### Task to carry out
Return the lines where the word "marker" occurs.

### Data to use
+ + + + +
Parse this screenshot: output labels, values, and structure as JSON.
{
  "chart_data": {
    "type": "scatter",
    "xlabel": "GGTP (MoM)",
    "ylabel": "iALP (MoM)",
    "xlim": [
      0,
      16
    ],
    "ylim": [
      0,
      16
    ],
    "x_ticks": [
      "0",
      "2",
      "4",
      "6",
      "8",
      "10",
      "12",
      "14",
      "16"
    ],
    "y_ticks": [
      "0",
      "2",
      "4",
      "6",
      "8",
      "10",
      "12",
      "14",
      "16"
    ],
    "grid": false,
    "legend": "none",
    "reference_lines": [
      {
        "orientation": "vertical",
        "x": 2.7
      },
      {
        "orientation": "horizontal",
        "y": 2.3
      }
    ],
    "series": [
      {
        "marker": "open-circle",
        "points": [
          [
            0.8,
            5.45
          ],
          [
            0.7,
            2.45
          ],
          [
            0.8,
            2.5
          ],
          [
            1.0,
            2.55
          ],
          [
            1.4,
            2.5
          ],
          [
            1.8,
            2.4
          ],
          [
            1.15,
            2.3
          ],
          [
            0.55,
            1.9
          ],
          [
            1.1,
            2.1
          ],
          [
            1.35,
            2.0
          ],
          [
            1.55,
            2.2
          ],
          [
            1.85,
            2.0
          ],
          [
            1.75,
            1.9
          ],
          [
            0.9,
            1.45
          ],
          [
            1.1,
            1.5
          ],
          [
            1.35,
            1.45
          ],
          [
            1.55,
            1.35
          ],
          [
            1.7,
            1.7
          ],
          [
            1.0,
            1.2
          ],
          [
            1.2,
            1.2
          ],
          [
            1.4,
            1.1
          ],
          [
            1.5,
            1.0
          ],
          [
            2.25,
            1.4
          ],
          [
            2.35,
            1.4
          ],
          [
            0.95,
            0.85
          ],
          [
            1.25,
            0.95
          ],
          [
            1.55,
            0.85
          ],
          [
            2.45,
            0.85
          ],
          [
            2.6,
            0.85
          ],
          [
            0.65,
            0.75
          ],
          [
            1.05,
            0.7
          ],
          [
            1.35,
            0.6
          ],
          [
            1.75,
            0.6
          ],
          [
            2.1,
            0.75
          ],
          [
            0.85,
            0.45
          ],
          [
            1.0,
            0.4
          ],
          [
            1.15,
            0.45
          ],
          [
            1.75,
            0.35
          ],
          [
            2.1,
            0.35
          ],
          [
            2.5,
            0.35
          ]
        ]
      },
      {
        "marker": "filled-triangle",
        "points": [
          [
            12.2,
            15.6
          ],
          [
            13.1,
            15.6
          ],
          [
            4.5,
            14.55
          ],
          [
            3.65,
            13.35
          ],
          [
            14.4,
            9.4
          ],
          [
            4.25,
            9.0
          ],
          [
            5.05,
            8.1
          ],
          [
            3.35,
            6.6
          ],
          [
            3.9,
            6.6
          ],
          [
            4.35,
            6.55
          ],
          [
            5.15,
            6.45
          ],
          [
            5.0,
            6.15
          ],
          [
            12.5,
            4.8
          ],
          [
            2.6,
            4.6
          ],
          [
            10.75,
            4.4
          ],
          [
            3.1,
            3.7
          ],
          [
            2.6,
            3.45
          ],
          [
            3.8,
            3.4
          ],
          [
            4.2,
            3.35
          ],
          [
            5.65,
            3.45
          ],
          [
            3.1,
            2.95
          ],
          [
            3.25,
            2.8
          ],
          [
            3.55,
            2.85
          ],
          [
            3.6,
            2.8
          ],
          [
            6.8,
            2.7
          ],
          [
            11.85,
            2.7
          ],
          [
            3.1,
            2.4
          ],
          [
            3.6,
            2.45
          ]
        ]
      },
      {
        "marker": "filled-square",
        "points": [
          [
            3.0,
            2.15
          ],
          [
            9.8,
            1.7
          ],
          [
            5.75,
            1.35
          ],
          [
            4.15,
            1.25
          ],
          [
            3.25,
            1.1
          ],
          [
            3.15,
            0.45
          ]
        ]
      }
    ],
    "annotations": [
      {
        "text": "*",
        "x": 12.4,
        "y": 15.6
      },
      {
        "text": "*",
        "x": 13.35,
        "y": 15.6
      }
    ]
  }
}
+ + + + +
### The reply
        "marker": "open-circle",
        "marker": "filled-triangle",
        "marker": "filled-square",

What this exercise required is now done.